TO DO: Tally the lines in the following entries that include the word "this"; state only the total.

ENTRIES SUPPLIED:
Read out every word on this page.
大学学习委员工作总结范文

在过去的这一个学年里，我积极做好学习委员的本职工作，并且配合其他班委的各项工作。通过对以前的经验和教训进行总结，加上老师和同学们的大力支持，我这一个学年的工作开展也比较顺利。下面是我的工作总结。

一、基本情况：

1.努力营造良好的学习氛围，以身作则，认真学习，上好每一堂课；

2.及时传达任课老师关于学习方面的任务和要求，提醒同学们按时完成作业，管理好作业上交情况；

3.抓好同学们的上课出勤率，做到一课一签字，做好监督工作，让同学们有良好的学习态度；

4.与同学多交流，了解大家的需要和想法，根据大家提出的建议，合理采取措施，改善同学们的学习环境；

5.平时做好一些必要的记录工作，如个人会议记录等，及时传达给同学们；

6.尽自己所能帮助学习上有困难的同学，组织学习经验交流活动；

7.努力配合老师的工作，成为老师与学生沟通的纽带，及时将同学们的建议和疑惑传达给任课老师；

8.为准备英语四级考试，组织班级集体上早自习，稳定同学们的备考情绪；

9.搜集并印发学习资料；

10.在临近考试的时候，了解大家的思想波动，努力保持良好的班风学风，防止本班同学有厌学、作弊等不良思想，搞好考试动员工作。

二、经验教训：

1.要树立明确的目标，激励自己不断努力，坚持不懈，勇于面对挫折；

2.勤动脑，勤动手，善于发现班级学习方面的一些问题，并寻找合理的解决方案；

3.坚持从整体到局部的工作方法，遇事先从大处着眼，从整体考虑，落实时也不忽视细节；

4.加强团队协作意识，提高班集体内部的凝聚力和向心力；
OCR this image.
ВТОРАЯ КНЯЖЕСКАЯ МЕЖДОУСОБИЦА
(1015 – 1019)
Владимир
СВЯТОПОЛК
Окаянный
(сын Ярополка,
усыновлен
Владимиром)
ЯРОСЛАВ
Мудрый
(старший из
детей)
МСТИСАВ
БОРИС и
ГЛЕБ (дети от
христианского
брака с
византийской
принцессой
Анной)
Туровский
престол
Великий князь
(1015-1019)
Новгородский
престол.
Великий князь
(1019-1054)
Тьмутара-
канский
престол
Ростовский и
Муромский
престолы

RESULT: 2